[Visual layout annotation data]

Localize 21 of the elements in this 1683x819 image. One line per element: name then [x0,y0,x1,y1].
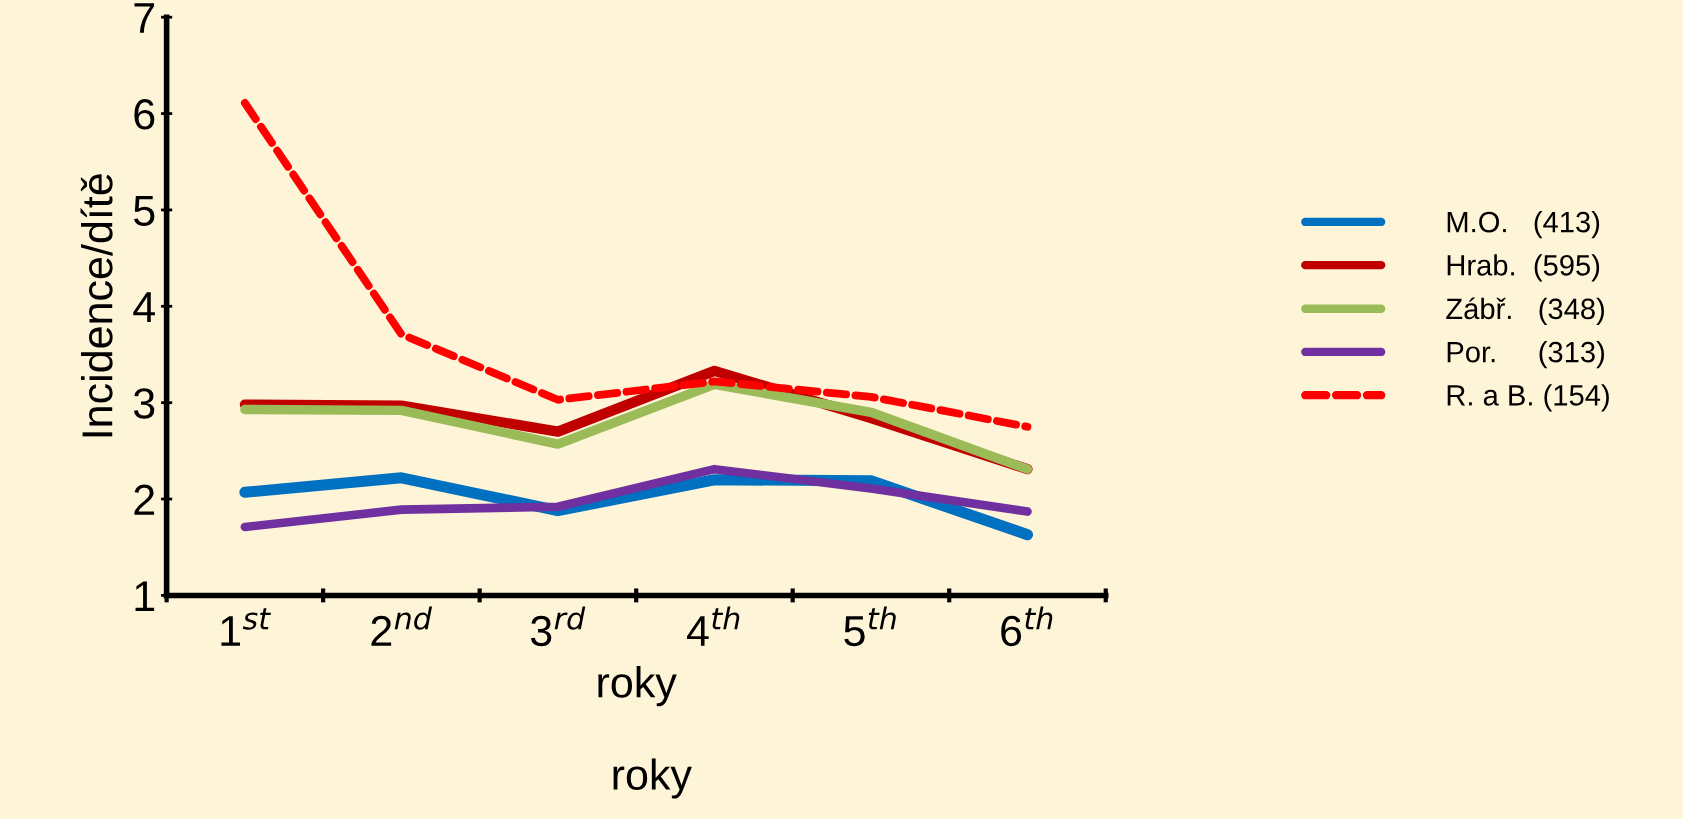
y-tick-label: 7 [134,3,155,33]
text: roky [613,758,692,799]
x-axis-title: roky [598,666,677,707]
x-tick-label: 4$^{th}$ [687,606,740,646]
legend-label: Hrab. (595) [1447,254,1600,282]
y-tick-label: 5 [133,195,155,226]
legend-label: Zábř. (348) [1446,297,1604,325]
x-tick-label: 1$^{st}$ [221,608,271,646]
x-tick-label: 6$^{th}$ [1001,606,1053,647]
y-tick-label: 6 [134,99,155,130]
legend-label: M.O. (413) [1447,211,1600,239]
y-tick-label: 2 [134,484,155,515]
y-axis-title: Incidence/dítě [80,174,113,437]
legend-label: R. a B. (154) [1447,384,1609,412]
legend-label: Por. (313) [1447,341,1605,369]
x-tick-label: 3$^{rd}$ [530,606,586,647]
y-tick-label: 3 [133,388,155,419]
y-tick-label: 1 [135,581,155,612]
x-tick-label: 5$^{th}$ [844,606,896,647]
y-tick-label: 4 [133,292,155,322]
x-tick-label: 2$^{nd}$ [371,606,433,646]
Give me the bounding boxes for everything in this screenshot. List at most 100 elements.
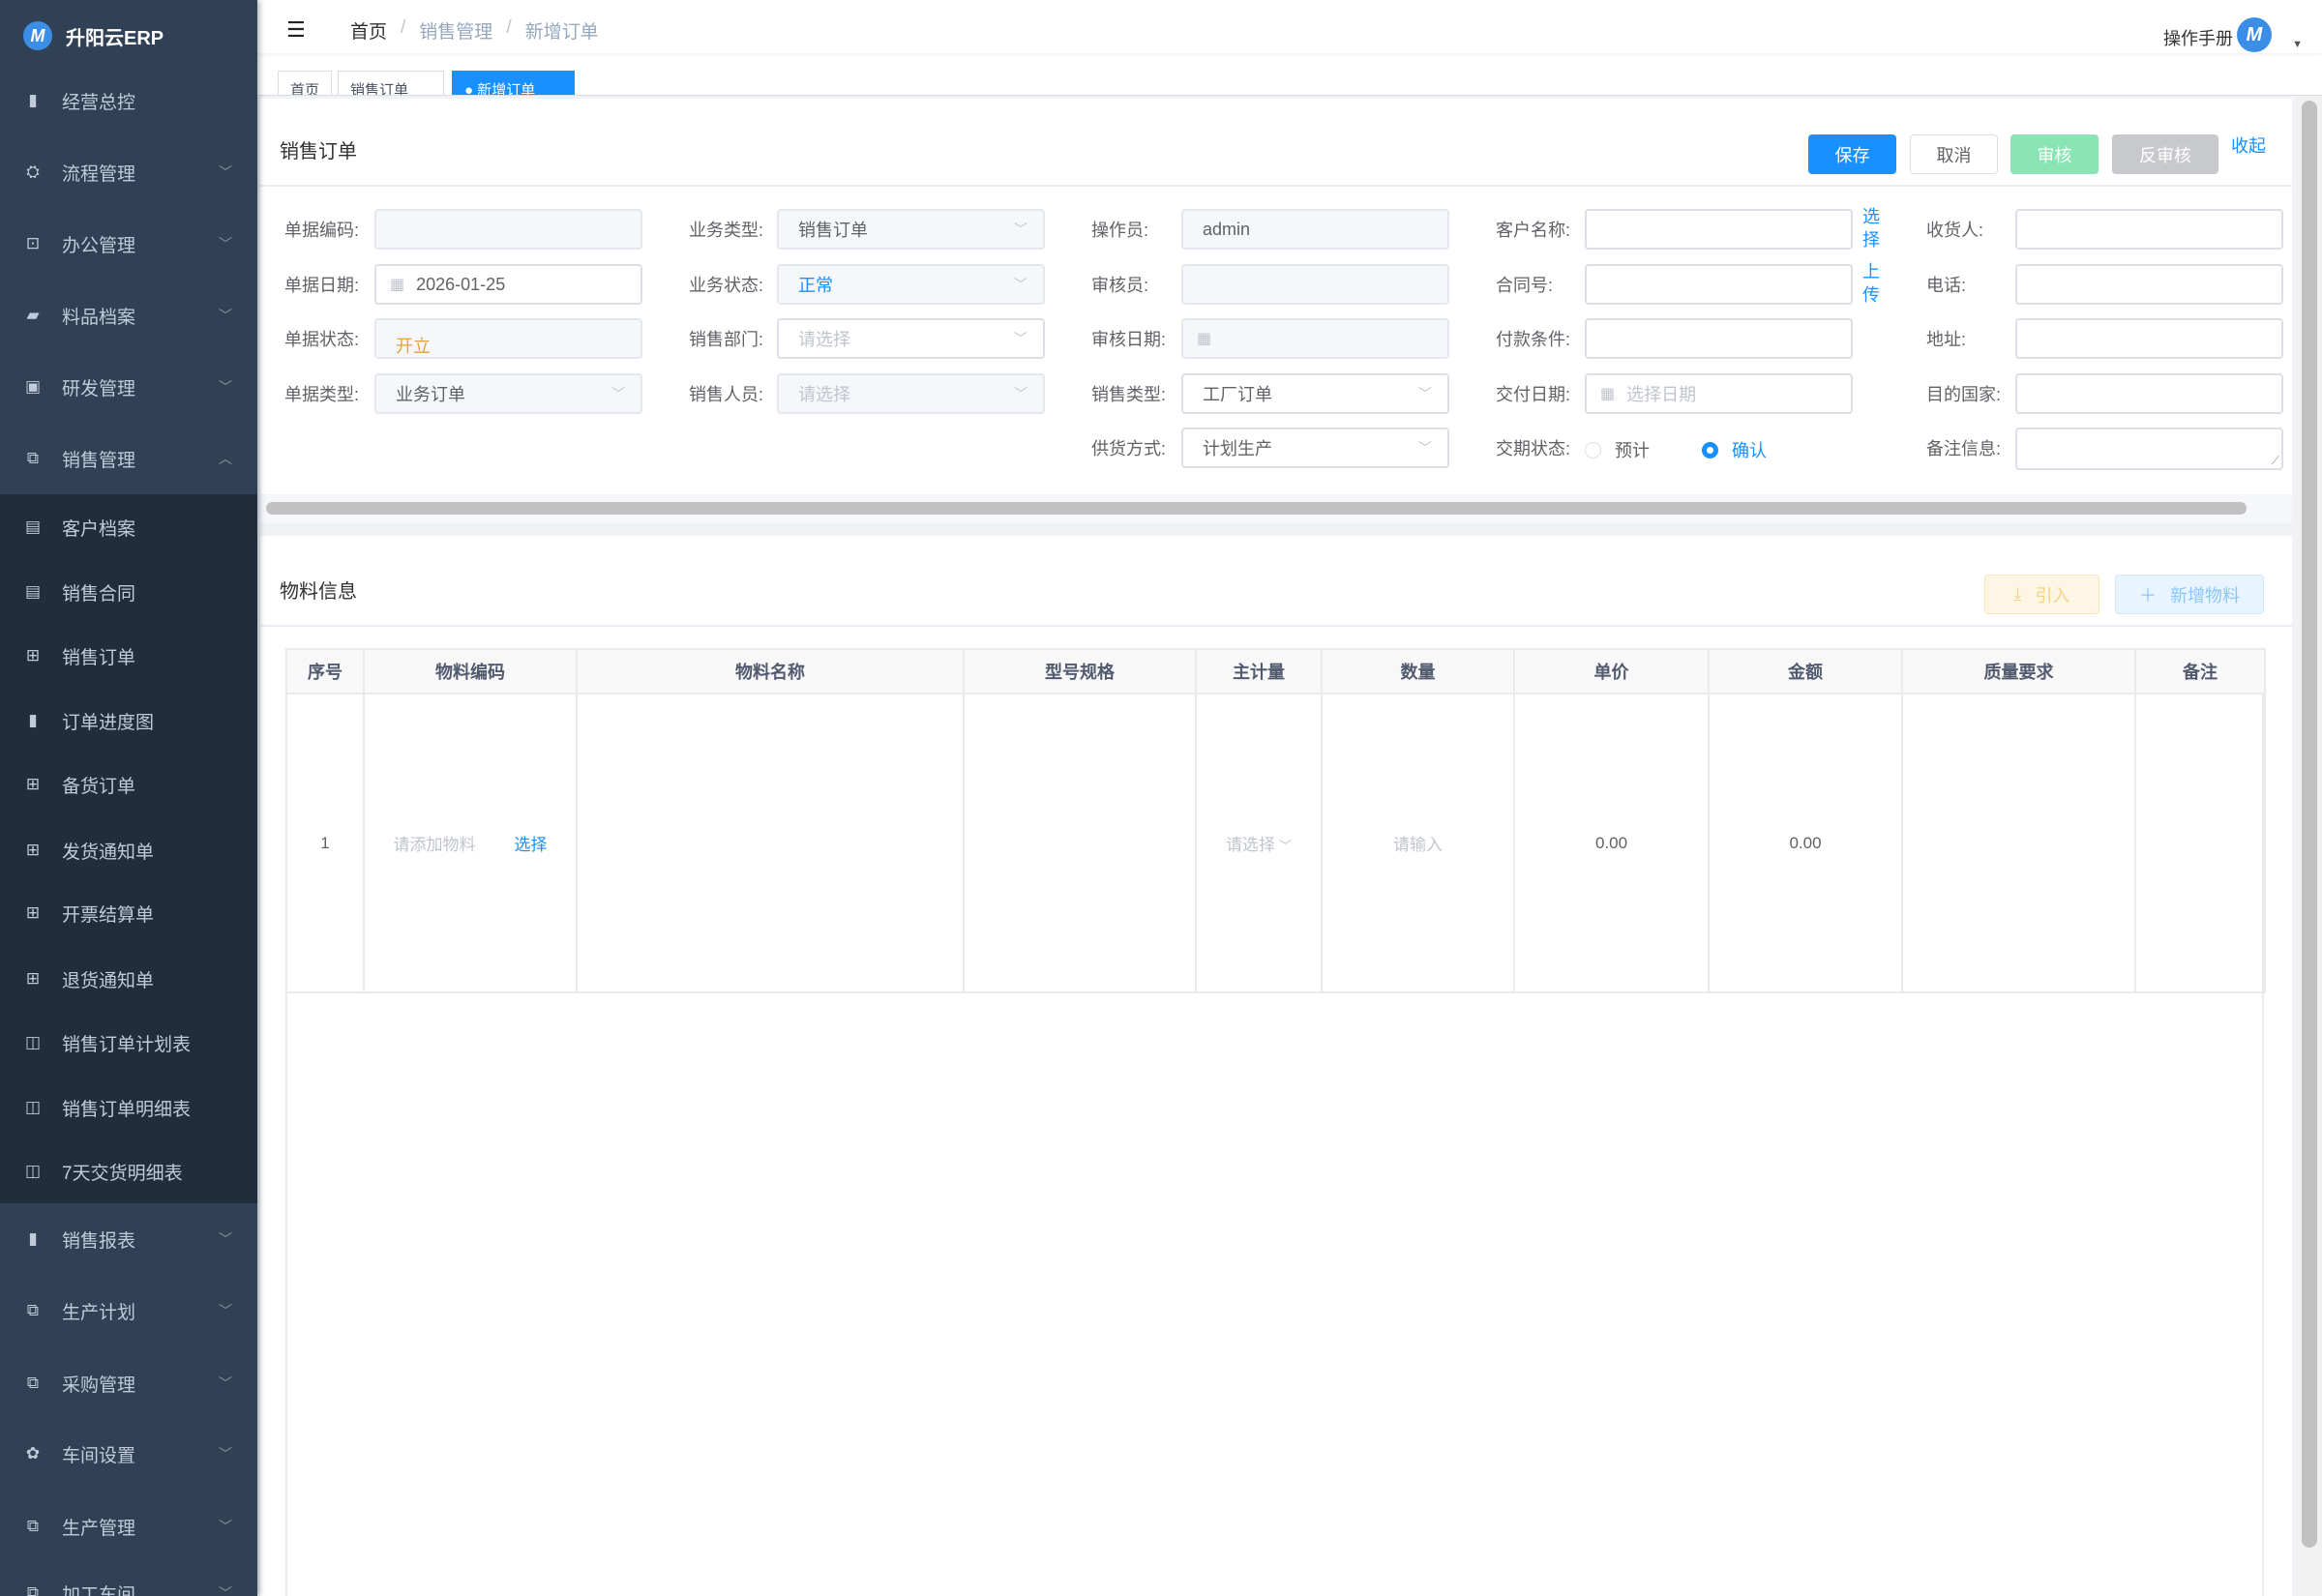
vertical-scrollbar[interactable] — [2302, 101, 2317, 1548]
field-合同号[interactable] — [1585, 264, 1853, 305]
tab-new-order[interactable]: ● 新增订单 — [452, 71, 575, 95]
field-客户名称[interactable] — [1585, 209, 1853, 250]
sidebar-item-5[interactable]: ⧉ 销售管理 ︿ — [0, 439, 257, 478]
field-销售类型[interactable]: 工厂订单 ﹀ — [1181, 373, 1449, 414]
open-book-icon: ◫ — [24, 1162, 42, 1180]
app-logo[interactable]: M 升阳云ERP — [23, 19, 164, 52]
field-单据日期[interactable]: ▦ 2026-01-25 — [374, 264, 642, 305]
field-地址[interactable] — [2015, 318, 2283, 359]
quantity-input[interactable]: 请输入 — [1393, 836, 1443, 854]
chevron-down-icon: ﹀ — [219, 308, 232, 323]
column-header: 数量 — [1321, 648, 1515, 695]
sidebar-item-11[interactable]: ⊞ 发货通知单 — [0, 831, 257, 870]
documents-icon: ⧉ — [26, 1517, 40, 1535]
sidebar-item-4[interactable]: ▣ 研发管理 ﹀ — [0, 368, 257, 406]
field-单据编码[interactable] — [374, 209, 642, 250]
field-交付日期[interactable]: ▦ 选择日期 — [1585, 373, 1853, 414]
field-单据类型[interactable]: 业务订单 ﹀ — [374, 373, 642, 414]
field-目的国家[interactable] — [2015, 373, 2283, 414]
sidebar-item-20[interactable]: ✿ 车间设置 ﹀ — [0, 1434, 257, 1473]
tab-sales-order[interactable]: 销售订单 — [338, 71, 444, 95]
audit-button[interactable]: 审核 — [2010, 134, 2099, 174]
tab-home[interactable]: 首页 — [278, 71, 333, 95]
collapse-link[interactable]: 收起 — [2231, 136, 2266, 156]
tags-view: 首页 销售订单 ● 新增订单 — [257, 53, 2322, 96]
field-收货人[interactable] — [2015, 209, 2283, 250]
sidebar-item-9[interactable]: ▮ 订单进度图 — [0, 701, 257, 740]
save-button[interactable]: 保存 — [1808, 134, 1896, 174]
field-审核员[interactable] — [1181, 264, 1449, 305]
field-link-合同号[interactable]: 上传 — [1862, 262, 1880, 305]
sidebar-item-6[interactable]: ▤ 客户档案 — [0, 508, 257, 547]
field-销售人员[interactable]: 请选择 ﹀ — [777, 373, 1045, 414]
field-单据状态[interactable]: 开立 — [374, 318, 642, 359]
field-label: 业务状态: — [689, 276, 764, 295]
field-备注信息[interactable]: ⟋ — [2015, 428, 2283, 470]
unit-select[interactable]: 请选择 — [1225, 836, 1275, 854]
sidebar-item-15[interactable]: ◫ 销售订单明细表 — [0, 1088, 257, 1127]
unaudit-button[interactable]: 反审核 — [2112, 134, 2218, 174]
field-业务类型[interactable]: 销售订单 ﹀ — [777, 209, 1045, 250]
cancel-button[interactable]: 取消 — [1910, 134, 1998, 174]
caret-down-icon[interactable]: ▼ — [2292, 39, 2303, 50]
field-销售部门[interactable]: 请选择 ﹀ — [777, 318, 1045, 359]
field-业务状态[interactable]: 正常 ﹀ — [777, 264, 1045, 305]
cell-spec — [963, 693, 1197, 993]
field-link-客户名称[interactable]: 选择 — [1862, 207, 1880, 250]
field-电话[interactable] — [2015, 264, 2283, 305]
sidebar-item-13[interactable]: ⊞ 退货通知单 — [0, 960, 257, 998]
select-material-link[interactable]: 选择 — [514, 836, 548, 854]
avatar[interactable]: M — [2237, 17, 2272, 52]
import-button[interactable]: ⤓ 引入 — [1984, 575, 2099, 614]
sidebar-item-8[interactable]: ⊞ 销售订单 — [0, 636, 257, 675]
sidebar-item-16[interactable]: ◫ 7天交货明细表 — [0, 1152, 257, 1191]
radio-option[interactable]: 确认 — [1702, 437, 1767, 462]
radio-circle-icon[interactable] — [1585, 441, 1601, 458]
documents-icon: ⧉ — [26, 1374, 40, 1392]
field-value: 销售订单 — [798, 221, 868, 240]
sidebar-item-label: 研发管理 — [62, 378, 136, 399]
sidebar-item-17[interactable]: ▮ 销售报表 ﹀ — [0, 1220, 257, 1258]
bar-chart-icon: ▮ — [28, 1229, 38, 1248]
breadcrumb-home[interactable]: 首页 — [350, 22, 388, 43]
field-供货方式[interactable]: 计划生产 ﹀ — [1181, 428, 1449, 468]
resize-handle-icon[interactable]: ⟋ — [2271, 454, 2279, 467]
top-header: ☰ 首页 / 销售管理 / 新增订单 操作手册 M ▼ — [257, 0, 2322, 53]
download-icon: ⤓ — [2013, 584, 2022, 604]
sidebar-item-label: 办公管理 — [62, 235, 136, 256]
cell-quality — [1901, 693, 2136, 993]
radio-circle-icon[interactable] — [1702, 441, 1718, 458]
divider — [260, 625, 2292, 627]
sidebar-item-21[interactable]: ⧉ 生产管理 ﹀ — [0, 1507, 257, 1546]
field-付款条件[interactable] — [1585, 318, 1853, 359]
radio-option[interactable]: 预计 — [1585, 437, 1650, 462]
sidebar-item-7[interactable]: ▤ 销售合同 — [0, 573, 257, 611]
sidebar-item-3[interactable]: ▰ 料品档案 ﹀ — [0, 296, 257, 335]
sidebar-item-18[interactable]: ⧉ 生产计划 ﹀ — [0, 1291, 257, 1330]
sidebar-item-12[interactable]: ⊞ 开票结算单 — [0, 894, 257, 932]
logo-icon: M — [23, 21, 52, 50]
horizontal-scrollbar[interactable] — [266, 502, 2247, 515]
manual-link[interactable]: 操作手册 — [2163, 29, 2233, 48]
gear-icon: ✿ — [25, 1444, 41, 1463]
sidebar-item-10[interactable]: ⊞ 备货订单 — [0, 765, 257, 804]
hamburger-icon[interactable]: ☰ — [286, 17, 306, 42]
cell-quantity[interactable]: 请输入 — [1321, 693, 1515, 993]
chevron-down-icon: ﹀ — [1014, 277, 1027, 292]
documents-icon: ⧉ — [26, 449, 40, 467]
sidebar-item-1[interactable]: ⛭ 流程管理 ﹀ — [0, 153, 257, 192]
sidebar-item-2[interactable]: ⊡ 办公管理 ﹀ — [0, 224, 257, 263]
field-操作员[interactable]: admin — [1181, 209, 1449, 250]
field-label: 备注信息: — [1926, 439, 2002, 458]
chevron-down-icon: ﹀ — [1014, 331, 1027, 346]
sidebar-item-19[interactable]: ⧉ 采购管理 ﹀ — [0, 1364, 257, 1403]
field-label: 业务类型: — [689, 221, 764, 240]
field-审核日期[interactable]: ▦ — [1181, 318, 1449, 359]
add-material-button[interactable]: ＋ 新增物料 — [2115, 575, 2264, 614]
bar-chart-icon: ▮ — [28, 711, 38, 729]
sidebar-item-0[interactable]: ▮ 经营总控 — [0, 81, 257, 120]
sidebar-item-22[interactable]: ⧉ 加工车间 ﹀ — [0, 1574, 257, 1596]
sidebar-item-label: 退货通知单 — [62, 970, 155, 991]
cell-unit[interactable]: 请选择 ﹀ — [1195, 693, 1323, 993]
sidebar-item-14[interactable]: ◫ 销售订单计划表 — [0, 1023, 257, 1062]
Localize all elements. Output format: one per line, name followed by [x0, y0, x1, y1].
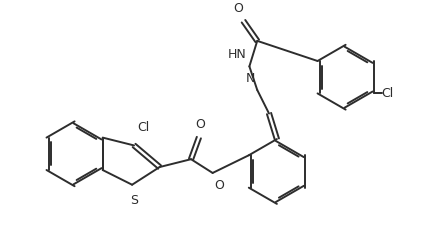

- Written task -
Repeat the lines above from the beginning through the line containing "Give me the", both ends included. Leave out the pictures.

- Complete output -
Localize 21 of the elements in this 1683x819 image. One line per element: name then [x0,y0,x1,y1].
y-tick-label: 7 [134,3,155,33]
text: roky [613,758,692,799]
x-axis-title: roky [598,666,677,707]
x-tick-label: 4$^{th}$ [687,606,740,646]
legend-label: Hrab. (595) [1447,254,1600,282]
y-tick-label: 5 [133,195,155,226]
legend-label: Zábř. (348) [1446,297,1604,325]
x-tick-label: 1$^{st}$ [221,608,271,646]
x-tick-label: 6$^{th}$ [1001,606,1053,647]
y-tick-label: 6 [134,99,155,130]
legend-label: M.O. (413) [1447,211,1600,239]
y-tick-label: 2 [134,484,155,515]
y-axis-title: Incidence/dítě [80,174,113,437]
legend-label: R. a B. (154) [1447,384,1609,412]
legend-label: Por. (313) [1447,341,1605,369]
x-tick-label: 3$^{rd}$ [530,606,586,647]
y-tick-label: 3 [133,388,155,419]
y-tick-label: 1 [135,581,155,612]
x-tick-label: 5$^{th}$ [844,606,896,647]
y-tick-label: 4 [133,292,155,322]
x-tick-label: 2$^{nd}$ [371,606,433,646]
Give me the bounding boxes for everything in this screenshot. List at most 100 elements.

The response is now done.